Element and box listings

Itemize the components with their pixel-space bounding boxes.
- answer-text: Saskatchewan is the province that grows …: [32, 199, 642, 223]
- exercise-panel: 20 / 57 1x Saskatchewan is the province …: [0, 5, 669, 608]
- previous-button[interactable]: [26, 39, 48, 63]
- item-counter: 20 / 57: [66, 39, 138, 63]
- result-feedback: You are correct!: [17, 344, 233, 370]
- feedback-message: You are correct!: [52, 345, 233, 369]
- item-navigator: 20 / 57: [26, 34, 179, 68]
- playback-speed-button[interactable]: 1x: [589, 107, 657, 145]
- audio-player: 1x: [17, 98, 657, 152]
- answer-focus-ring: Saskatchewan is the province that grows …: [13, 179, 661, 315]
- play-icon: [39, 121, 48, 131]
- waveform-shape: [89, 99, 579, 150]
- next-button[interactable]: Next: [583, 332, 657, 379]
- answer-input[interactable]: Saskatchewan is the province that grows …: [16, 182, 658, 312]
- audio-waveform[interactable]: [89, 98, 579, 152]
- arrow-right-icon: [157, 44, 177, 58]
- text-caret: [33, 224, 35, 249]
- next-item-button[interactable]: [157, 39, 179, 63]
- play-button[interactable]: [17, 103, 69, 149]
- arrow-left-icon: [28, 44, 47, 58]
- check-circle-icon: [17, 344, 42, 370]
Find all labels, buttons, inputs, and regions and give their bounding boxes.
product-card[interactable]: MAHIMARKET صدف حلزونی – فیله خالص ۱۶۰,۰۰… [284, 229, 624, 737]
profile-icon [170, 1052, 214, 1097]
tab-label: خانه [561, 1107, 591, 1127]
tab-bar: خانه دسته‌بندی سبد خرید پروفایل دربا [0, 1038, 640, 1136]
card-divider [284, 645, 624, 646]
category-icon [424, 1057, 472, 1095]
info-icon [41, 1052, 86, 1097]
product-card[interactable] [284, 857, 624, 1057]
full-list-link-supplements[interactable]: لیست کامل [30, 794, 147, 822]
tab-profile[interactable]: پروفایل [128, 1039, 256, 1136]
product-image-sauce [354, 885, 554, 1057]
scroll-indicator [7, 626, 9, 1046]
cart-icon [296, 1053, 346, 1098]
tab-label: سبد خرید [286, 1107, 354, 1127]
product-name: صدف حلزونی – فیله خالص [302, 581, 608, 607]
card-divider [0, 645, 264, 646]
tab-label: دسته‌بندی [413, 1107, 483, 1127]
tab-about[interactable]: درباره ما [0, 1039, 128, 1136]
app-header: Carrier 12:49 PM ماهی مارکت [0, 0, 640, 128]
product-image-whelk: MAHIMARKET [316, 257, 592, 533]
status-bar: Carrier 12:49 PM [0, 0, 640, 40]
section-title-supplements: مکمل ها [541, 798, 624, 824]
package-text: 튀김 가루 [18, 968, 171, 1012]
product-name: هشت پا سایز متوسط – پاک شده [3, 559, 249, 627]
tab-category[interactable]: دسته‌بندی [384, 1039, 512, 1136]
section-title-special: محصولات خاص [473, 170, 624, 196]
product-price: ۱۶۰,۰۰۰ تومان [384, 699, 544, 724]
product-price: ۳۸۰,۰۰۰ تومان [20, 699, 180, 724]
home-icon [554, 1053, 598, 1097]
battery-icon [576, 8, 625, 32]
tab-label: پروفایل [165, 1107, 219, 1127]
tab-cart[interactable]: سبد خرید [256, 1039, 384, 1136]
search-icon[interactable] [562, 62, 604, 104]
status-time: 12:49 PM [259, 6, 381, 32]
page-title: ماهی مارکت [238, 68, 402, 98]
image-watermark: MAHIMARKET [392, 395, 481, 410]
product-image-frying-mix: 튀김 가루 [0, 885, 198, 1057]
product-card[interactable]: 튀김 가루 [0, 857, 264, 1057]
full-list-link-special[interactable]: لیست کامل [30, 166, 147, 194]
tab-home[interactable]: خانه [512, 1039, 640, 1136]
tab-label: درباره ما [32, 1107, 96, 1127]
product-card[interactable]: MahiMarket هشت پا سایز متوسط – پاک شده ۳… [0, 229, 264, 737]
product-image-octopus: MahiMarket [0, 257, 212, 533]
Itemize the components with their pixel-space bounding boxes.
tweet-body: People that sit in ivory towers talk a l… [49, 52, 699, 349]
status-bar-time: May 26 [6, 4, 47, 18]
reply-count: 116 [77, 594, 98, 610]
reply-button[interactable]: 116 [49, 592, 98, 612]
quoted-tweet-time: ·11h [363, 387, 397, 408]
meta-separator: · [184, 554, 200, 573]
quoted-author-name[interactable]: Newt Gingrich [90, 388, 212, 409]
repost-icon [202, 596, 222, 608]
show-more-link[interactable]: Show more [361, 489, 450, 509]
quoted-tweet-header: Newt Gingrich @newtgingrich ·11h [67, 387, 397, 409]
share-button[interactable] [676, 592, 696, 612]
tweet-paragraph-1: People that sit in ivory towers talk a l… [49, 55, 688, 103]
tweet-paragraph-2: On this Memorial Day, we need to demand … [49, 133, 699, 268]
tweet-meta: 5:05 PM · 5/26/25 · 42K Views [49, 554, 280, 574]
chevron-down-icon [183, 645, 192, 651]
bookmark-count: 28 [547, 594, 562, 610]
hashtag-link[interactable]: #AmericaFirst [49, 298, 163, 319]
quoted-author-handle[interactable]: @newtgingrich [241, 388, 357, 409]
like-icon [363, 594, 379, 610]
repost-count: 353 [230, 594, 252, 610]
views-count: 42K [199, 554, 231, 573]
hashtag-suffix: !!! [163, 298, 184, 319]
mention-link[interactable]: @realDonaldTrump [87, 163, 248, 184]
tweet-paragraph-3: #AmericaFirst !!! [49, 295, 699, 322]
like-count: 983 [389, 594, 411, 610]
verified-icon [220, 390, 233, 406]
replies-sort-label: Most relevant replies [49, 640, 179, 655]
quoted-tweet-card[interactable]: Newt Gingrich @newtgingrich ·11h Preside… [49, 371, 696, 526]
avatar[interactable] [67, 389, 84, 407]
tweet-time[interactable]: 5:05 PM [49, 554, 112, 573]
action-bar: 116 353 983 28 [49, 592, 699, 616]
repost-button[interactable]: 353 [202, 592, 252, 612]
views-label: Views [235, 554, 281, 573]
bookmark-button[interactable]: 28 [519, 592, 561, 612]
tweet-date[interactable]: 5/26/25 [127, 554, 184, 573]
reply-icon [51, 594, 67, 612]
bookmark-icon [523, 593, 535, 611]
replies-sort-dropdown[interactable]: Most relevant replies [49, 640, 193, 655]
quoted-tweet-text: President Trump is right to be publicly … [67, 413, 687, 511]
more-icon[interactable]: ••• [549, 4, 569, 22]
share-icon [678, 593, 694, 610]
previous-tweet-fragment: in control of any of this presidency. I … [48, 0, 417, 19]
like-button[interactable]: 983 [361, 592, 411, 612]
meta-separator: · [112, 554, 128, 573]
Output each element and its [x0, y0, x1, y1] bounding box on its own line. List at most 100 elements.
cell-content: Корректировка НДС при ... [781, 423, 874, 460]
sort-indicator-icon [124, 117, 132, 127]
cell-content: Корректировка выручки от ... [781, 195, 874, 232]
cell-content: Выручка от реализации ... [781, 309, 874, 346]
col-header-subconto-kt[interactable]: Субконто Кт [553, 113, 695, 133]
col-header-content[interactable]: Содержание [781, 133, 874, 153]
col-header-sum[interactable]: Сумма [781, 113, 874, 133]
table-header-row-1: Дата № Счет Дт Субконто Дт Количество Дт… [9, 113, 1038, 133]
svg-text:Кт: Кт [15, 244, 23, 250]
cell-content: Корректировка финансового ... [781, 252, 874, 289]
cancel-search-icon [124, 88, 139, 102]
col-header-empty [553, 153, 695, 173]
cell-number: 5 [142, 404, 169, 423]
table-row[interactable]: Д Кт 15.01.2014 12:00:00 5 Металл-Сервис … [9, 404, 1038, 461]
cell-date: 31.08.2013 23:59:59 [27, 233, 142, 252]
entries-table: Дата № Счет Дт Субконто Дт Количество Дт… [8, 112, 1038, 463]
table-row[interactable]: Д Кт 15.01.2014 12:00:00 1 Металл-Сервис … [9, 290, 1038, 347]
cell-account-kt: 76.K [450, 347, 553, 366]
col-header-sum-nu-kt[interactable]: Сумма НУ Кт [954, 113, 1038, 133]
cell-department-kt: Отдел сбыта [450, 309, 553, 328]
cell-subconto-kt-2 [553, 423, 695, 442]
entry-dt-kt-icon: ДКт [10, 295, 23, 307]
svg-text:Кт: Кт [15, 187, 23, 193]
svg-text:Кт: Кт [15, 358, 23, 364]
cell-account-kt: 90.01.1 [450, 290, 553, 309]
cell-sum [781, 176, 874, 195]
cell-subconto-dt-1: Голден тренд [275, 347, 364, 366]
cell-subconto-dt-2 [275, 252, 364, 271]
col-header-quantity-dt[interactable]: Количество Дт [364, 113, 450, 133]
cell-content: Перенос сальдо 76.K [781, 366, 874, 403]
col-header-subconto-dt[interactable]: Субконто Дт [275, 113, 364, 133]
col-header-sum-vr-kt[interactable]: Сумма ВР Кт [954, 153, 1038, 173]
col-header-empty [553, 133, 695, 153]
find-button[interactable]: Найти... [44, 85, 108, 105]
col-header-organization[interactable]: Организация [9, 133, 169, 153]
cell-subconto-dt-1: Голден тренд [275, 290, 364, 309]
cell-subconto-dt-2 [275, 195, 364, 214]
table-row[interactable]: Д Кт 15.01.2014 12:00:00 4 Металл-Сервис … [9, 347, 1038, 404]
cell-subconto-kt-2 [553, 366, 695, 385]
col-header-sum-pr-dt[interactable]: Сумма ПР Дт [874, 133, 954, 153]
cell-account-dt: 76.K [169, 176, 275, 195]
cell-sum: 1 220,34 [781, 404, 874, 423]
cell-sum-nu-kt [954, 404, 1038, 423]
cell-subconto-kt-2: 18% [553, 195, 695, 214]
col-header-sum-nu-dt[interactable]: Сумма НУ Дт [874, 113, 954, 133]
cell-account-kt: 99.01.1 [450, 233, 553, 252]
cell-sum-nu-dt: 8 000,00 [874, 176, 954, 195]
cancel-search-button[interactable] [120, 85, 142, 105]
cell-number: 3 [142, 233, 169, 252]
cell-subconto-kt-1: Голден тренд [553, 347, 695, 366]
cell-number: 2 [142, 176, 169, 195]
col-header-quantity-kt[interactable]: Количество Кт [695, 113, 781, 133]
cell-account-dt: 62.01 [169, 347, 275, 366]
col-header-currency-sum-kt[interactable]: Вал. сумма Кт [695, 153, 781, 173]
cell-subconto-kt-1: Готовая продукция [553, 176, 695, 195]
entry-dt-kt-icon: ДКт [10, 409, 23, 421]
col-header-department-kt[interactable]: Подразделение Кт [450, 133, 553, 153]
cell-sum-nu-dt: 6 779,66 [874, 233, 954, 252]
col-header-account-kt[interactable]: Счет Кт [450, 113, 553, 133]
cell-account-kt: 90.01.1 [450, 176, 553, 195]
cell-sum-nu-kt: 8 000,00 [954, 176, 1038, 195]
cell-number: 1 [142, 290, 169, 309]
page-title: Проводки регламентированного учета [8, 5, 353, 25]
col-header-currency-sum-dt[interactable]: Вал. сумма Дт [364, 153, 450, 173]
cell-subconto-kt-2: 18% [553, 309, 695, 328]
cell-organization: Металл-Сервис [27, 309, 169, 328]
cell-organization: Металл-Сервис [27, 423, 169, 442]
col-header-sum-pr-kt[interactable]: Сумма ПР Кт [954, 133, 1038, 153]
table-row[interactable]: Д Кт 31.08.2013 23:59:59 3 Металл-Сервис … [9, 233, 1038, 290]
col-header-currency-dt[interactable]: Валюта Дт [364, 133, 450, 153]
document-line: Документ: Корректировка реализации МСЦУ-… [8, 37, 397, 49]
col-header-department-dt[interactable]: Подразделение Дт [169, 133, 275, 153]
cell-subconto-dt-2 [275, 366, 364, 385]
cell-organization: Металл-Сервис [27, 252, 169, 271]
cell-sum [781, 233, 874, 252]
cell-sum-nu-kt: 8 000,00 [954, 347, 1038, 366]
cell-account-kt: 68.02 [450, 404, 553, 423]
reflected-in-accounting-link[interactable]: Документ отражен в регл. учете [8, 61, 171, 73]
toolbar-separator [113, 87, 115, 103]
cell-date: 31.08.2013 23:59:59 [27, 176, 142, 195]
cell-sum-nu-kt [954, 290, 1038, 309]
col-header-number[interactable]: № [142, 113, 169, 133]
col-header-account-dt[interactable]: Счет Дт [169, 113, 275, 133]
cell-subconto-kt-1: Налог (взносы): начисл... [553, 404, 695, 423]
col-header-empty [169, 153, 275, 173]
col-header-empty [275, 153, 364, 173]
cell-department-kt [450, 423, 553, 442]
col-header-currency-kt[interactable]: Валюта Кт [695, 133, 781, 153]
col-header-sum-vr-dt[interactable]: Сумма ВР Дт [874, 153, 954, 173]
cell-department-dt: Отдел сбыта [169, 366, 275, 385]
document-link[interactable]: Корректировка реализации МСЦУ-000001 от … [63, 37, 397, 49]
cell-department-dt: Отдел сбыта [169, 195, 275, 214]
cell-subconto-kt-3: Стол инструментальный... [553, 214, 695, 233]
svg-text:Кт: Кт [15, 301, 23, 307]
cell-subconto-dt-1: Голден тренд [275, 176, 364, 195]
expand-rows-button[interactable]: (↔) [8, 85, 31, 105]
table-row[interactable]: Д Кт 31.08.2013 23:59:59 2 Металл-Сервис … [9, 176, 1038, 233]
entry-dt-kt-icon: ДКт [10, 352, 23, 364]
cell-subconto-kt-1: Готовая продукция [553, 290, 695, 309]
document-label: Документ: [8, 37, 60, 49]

§ **Exercise objective**
Rewrite the material from its first line through the line holding "- previous-button[interactable]: [26, 39, 48, 63]", inclusive, substituting "elements" for "components" and changing nothing else. Return only those lines.

§ **Solution to the problem**
Itemize the elements with their pixel-space bounding boxes.
- answer-text: Saskatchewan is the province that grows …: [32, 199, 642, 223]
- exercise-panel: 20 / 57 1x Saskatchewan is the province …: [0, 5, 669, 608]
- previous-button[interactable]: [26, 39, 48, 63]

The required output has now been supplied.